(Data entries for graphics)
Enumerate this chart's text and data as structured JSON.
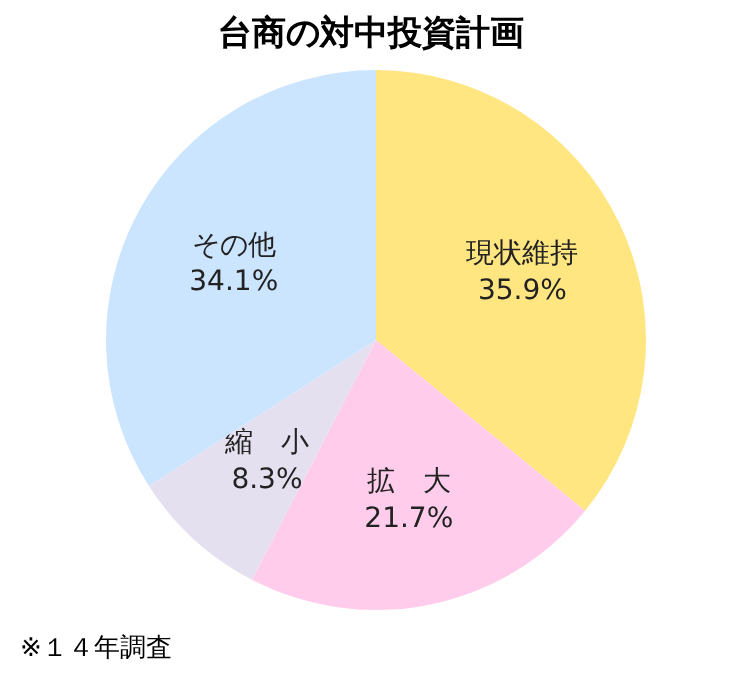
{
  "chart_data": {
    "type": "pie",
    "title": "台商の対中投資計画",
    "categories": [
      "現状維持",
      "拡　大",
      "縮　小",
      "その他"
    ],
    "values": [
      35.9,
      21.7,
      8.3,
      34.1
    ],
    "colors": [
      "#ffe680",
      "#ffcceb",
      "#e4e0f0",
      "#cce5ff"
    ],
    "value_labels": [
      "35.9%",
      "21.7%",
      "8.3%",
      "34.1%"
    ],
    "legend": false,
    "annotations": [
      "※１４年調査"
    ]
  }
}
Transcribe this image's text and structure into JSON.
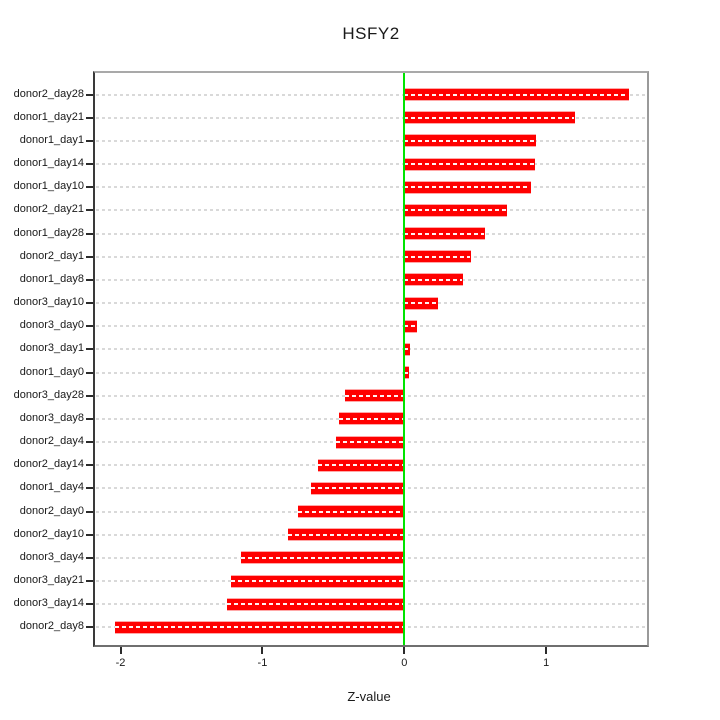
{
  "title": "HSFY2",
  "chart_data": {
    "type": "bar",
    "orientation": "horizontal",
    "title": "HSFY2",
    "xlabel": "Z-value",
    "ylabel": "",
    "xlim": [
      -2.18,
      1.71
    ],
    "x_ticks": [
      {
        "label": "-2",
        "value": -2
      },
      {
        "label": "-1",
        "value": -1
      },
      {
        "label": "0",
        "value": 0
      },
      {
        "label": "1",
        "value": 1
      }
    ],
    "grid": "horizontal-dashed-per-category",
    "legend": "none",
    "zero_line": 0,
    "colors": {
      "bar": "#ff0000",
      "bar_centerline": "#ffffff",
      "zero_line": "#00e400",
      "gridline": "#d9d9d9",
      "box_border": "#8c8c8c",
      "text": "#1a1a1a",
      "background": "#ffffff"
    },
    "categories": [
      "donor2_day28",
      "donor1_day21",
      "donor1_day1",
      "donor1_day14",
      "donor1_day10",
      "donor2_day21",
      "donor1_day28",
      "donor2_day1",
      "donor1_day8",
      "donor3_day10",
      "donor3_day0",
      "donor3_day1",
      "donor1_day0",
      "donor3_day28",
      "donor3_day8",
      "donor2_day4",
      "donor2_day14",
      "donor1_day4",
      "donor2_day0",
      "donor2_day10",
      "donor3_day4",
      "donor3_day21",
      "donor3_day14",
      "donor2_day8"
    ],
    "values": [
      1.58,
      1.2,
      0.93,
      0.92,
      0.89,
      0.72,
      0.57,
      0.47,
      0.41,
      0.24,
      0.09,
      0.04,
      0.03,
      -0.42,
      -0.46,
      -0.48,
      -0.61,
      -0.66,
      -0.75,
      -0.82,
      -1.15,
      -1.22,
      -1.25,
      -2.04
    ]
  }
}
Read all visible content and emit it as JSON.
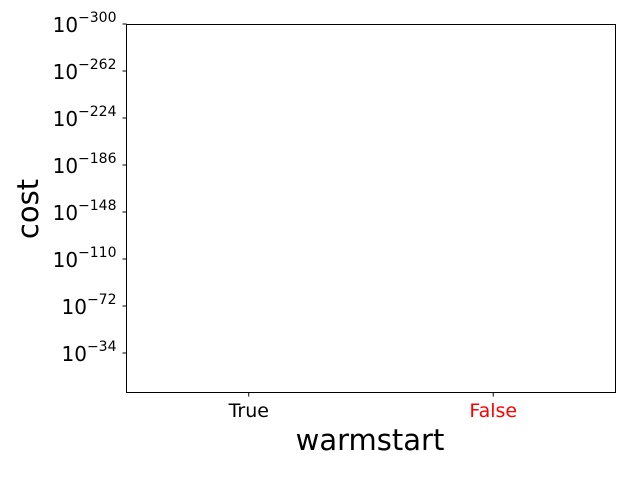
{
  "chart_data": {
    "type": "scatter",
    "title": "",
    "xlabel": "warmstart",
    "ylabel": "cost",
    "categories": [
      "True",
      "False"
    ],
    "category_colors": [
      "#000000",
      "#ff0000"
    ],
    "yscale": "log",
    "y_ticks": [
      {
        "base": "10",
        "exp": "−300"
      },
      {
        "base": "10",
        "exp": "−262"
      },
      {
        "base": "10",
        "exp": "−224"
      },
      {
        "base": "10",
        "exp": "−186"
      },
      {
        "base": "10",
        "exp": "−148"
      },
      {
        "base": "10",
        "exp": "−110"
      },
      {
        "base": "10",
        "exp": "−72"
      },
      {
        "base": "10",
        "exp": "−34"
      }
    ],
    "series": [],
    "grid": false,
    "legend": "none"
  }
}
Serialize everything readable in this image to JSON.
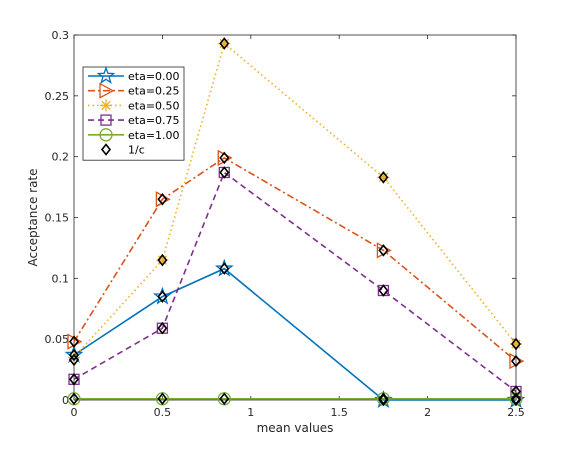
{
  "chart_data": {
    "type": "line",
    "xlabel": "mean values",
    "ylabel": "Acceptance rate",
    "xlim": [
      0,
      2.5
    ],
    "ylim": [
      0,
      0.3
    ],
    "xticks": [
      0,
      0.5,
      1,
      1.5,
      2,
      2.5
    ],
    "yticks": [
      0,
      0.05,
      0.1,
      0.15,
      0.2,
      0.25,
      0.3
    ],
    "xtick_labels": [
      "0",
      "0.5",
      "1",
      "1.5",
      "2",
      "2.5"
    ],
    "ytick_labels": [
      "0",
      "0.05",
      "0.1",
      "0.15",
      "0.2",
      "0.25",
      "0.3"
    ],
    "grid": false,
    "legend_position": "top-left",
    "x": [
      0,
      0.5,
      0.85,
      1.75,
      2.5
    ],
    "series": [
      {
        "name": "eta=0.00",
        "values": [
          0.037,
          0.085,
          0.108,
          0.0,
          0.0
        ],
        "color": "#0072bd",
        "dash": "solid",
        "marker": "star"
      },
      {
        "name": "eta=0.25",
        "values": [
          0.048,
          0.165,
          0.199,
          0.123,
          0.032
        ],
        "color": "#d95319",
        "dash": "dashdot",
        "marker": "triangle-right"
      },
      {
        "name": "eta=0.50",
        "values": [
          0.035,
          0.115,
          0.293,
          0.183,
          0.046
        ],
        "color": "#edb120",
        "dash": "dotted",
        "marker": "asterisk"
      },
      {
        "name": "eta=0.75",
        "values": [
          0.017,
          0.059,
          0.187,
          0.09,
          0.007
        ],
        "color": "#7e2f8e",
        "dash": "dashed",
        "marker": "square"
      },
      {
        "name": "eta=1.00",
        "values": [
          0.001,
          0.001,
          0.001,
          0.001,
          0.001
        ],
        "color": "#77ac30",
        "dash": "solid",
        "marker": "circle"
      },
      {
        "name": "1/c",
        "values": [
          0.033,
          0.115,
          0.293,
          0.183,
          0.046
        ],
        "extra_points": [
          [
            0,
            0.017
          ],
          [
            0.5,
            0.059
          ],
          [
            0.85,
            0.187
          ],
          [
            1.75,
            0.09
          ],
          [
            2.5,
            0.007
          ],
          [
            0,
            0.048
          ],
          [
            0.5,
            0.165
          ],
          [
            0.85,
            0.199
          ],
          [
            1.75,
            0.123
          ],
          [
            2.5,
            0.032
          ],
          [
            0,
            0.037
          ],
          [
            0.5,
            0.085
          ],
          [
            0.85,
            0.108
          ],
          [
            1.75,
            0.0
          ],
          [
            2.5,
            0.0
          ],
          [
            0,
            0.001
          ],
          [
            0.5,
            0.001
          ],
          [
            0.85,
            0.001
          ],
          [
            1.75,
            0.001
          ],
          [
            2.5,
            0.001
          ]
        ],
        "color": "#000000",
        "dash": "none",
        "marker": "diamond"
      }
    ]
  }
}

**TO BE DONE**
Quote the listing above in full, except for the pictures.

**WORKED ANSWER**
Enumerate this chart's text and data as structured JSON.
{
  "chart_data": {
    "type": "pie",
    "title": "台商の対中投資計画",
    "categories": [
      "現状維持",
      "拡　大",
      "縮　小",
      "その他"
    ],
    "values": [
      35.9,
      21.7,
      8.3,
      34.1
    ],
    "colors": [
      "#ffe680",
      "#ffcceb",
      "#e4e0f0",
      "#cce5ff"
    ],
    "value_labels": [
      "35.9%",
      "21.7%",
      "8.3%",
      "34.1%"
    ],
    "legend": false,
    "annotations": [
      "※１４年調査"
    ]
  }
}
Transcribe this image's text and structure into JSON.
{
  "title": "HSFY2",
  "chart_data": {
    "type": "bar",
    "orientation": "horizontal",
    "title": "HSFY2",
    "xlabel": "Z-value",
    "ylabel": "",
    "xlim": [
      -2.18,
      1.71
    ],
    "x_ticks": [
      {
        "label": "-2",
        "value": -2
      },
      {
        "label": "-1",
        "value": -1
      },
      {
        "label": "0",
        "value": 0
      },
      {
        "label": "1",
        "value": 1
      }
    ],
    "grid": "horizontal-dashed-per-category",
    "legend": "none",
    "zero_line": 0,
    "colors": {
      "bar": "#ff0000",
      "bar_centerline": "#ffffff",
      "zero_line": "#00e400",
      "gridline": "#d9d9d9",
      "box_border": "#8c8c8c",
      "text": "#1a1a1a",
      "background": "#ffffff"
    },
    "categories": [
      "donor2_day28",
      "donor1_day21",
      "donor1_day1",
      "donor1_day14",
      "donor1_day10",
      "donor2_day21",
      "donor1_day28",
      "donor2_day1",
      "donor1_day8",
      "donor3_day10",
      "donor3_day0",
      "donor3_day1",
      "donor1_day0",
      "donor3_day28",
      "donor3_day8",
      "donor2_day4",
      "donor2_day14",
      "donor1_day4",
      "donor2_day0",
      "donor2_day10",
      "donor3_day4",
      "donor3_day21",
      "donor3_day14",
      "donor2_day8"
    ],
    "values": [
      1.58,
      1.2,
      0.93,
      0.92,
      0.89,
      0.72,
      0.57,
      0.47,
      0.41,
      0.24,
      0.09,
      0.04,
      0.03,
      -0.42,
      -0.46,
      -0.48,
      -0.61,
      -0.66,
      -0.75,
      -0.82,
      -1.15,
      -1.22,
      -1.25,
      -2.04
    ]
  }
}
Read all visible content and emit it as JSON.
{
  "chart_data": {
    "type": "scatter",
    "title": "",
    "xlabel": "warmstart",
    "ylabel": "cost",
    "categories": [
      "True",
      "False"
    ],
    "category_colors": [
      "#000000",
      "#ff0000"
    ],
    "yscale": "log",
    "y_ticks": [
      {
        "base": "10",
        "exp": "−300"
      },
      {
        "base": "10",
        "exp": "−262"
      },
      {
        "base": "10",
        "exp": "−224"
      },
      {
        "base": "10",
        "exp": "−186"
      },
      {
        "base": "10",
        "exp": "−148"
      },
      {
        "base": "10",
        "exp": "−110"
      },
      {
        "base": "10",
        "exp": "−72"
      },
      {
        "base": "10",
        "exp": "−34"
      }
    ],
    "series": [],
    "grid": false,
    "legend": "none"
  }
}
Serialize everything readable in this image to JSON.
{
  "chart_data": {
    "type": "line",
    "xlabel": "mean values",
    "ylabel": "Acceptance rate",
    "xlim": [
      0,
      2.5
    ],
    "ylim": [
      0,
      0.3
    ],
    "xticks": [
      0,
      0.5,
      1,
      1.5,
      2,
      2.5
    ],
    "yticks": [
      0,
      0.05,
      0.1,
      0.15,
      0.2,
      0.25,
      0.3
    ],
    "xtick_labels": [
      "0",
      "0.5",
      "1",
      "1.5",
      "2",
      "2.5"
    ],
    "ytick_labels": [
      "0",
      "0.05",
      "0.1",
      "0.15",
      "0.2",
      "0.25",
      "0.3"
    ],
    "grid": false,
    "legend_position": "top-left",
    "x": [
      0,
      0.5,
      0.85,
      1.75,
      2.5
    ],
    "series": [
      {
        "name": "eta=0.00",
        "values": [
          0.037,
          0.085,
          0.108,
          0.0,
          0.0
        ],
        "color": "#0072bd",
        "dash": "solid",
        "marker": "star"
      },
      {
        "name": "eta=0.25",
        "values": [
          0.048,
          0.165,
          0.199,
          0.123,
          0.032
        ],
        "color": "#d95319",
        "dash": "dashdot",
        "marker": "triangle-right"
      },
      {
        "name": "eta=0.50",
        "values": [
          0.035,
          0.115,
          0.293,
          0.183,
          0.046
        ],
        "color": "#edb120",
        "dash": "dotted",
        "marker": "asterisk"
      },
      {
        "name": "eta=0.75",
        "values": [
          0.017,
          0.059,
          0.187,
          0.09,
          0.007
        ],
        "color": "#7e2f8e",
        "dash": "dashed",
        "marker": "square"
      },
      {
        "name": "eta=1.00",
        "values": [
          0.001,
          0.001,
          0.001,
          0.001,
          0.001
        ],
        "color": "#77ac30",
        "dash": "solid",
        "marker": "circle"
      },
      {
        "name": "1/c",
        "values": [
          0.033,
          0.115,
          0.293,
          0.183,
          0.046
        ],
        "extra_points": [
          [
            0,
            0.017
          ],
          [
            0.5,
            0.059
          ],
          [
            0.85,
            0.187
          ],
          [
            1.75,
            0.09
          ],
          [
            2.5,
            0.007
          ],
          [
            0,
            0.048
          ],
          [
            0.5,
            0.165
          ],
          [
            0.85,
            0.199
          ],
          [
            1.75,
            0.123
          ],
          [
            2.5,
            0.032
          ],
          [
            0,
            0.037
          ],
          [
            0.5,
            0.085
          ],
          [
            0.85,
            0.108
          ],
          [
            1.75,
            0.0
          ],
          [
            2.5,
            0.0
          ],
          [
            0,
            0.001
          ],
          [
            0.5,
            0.001
          ],
          [
            0.85,
            0.001
          ],
          [
            1.75,
            0.001
          ],
          [
            2.5,
            0.001
          ]
        ],
        "color": "#000000",
        "dash": "none",
        "marker": "diamond"
      }
    ]
  }
}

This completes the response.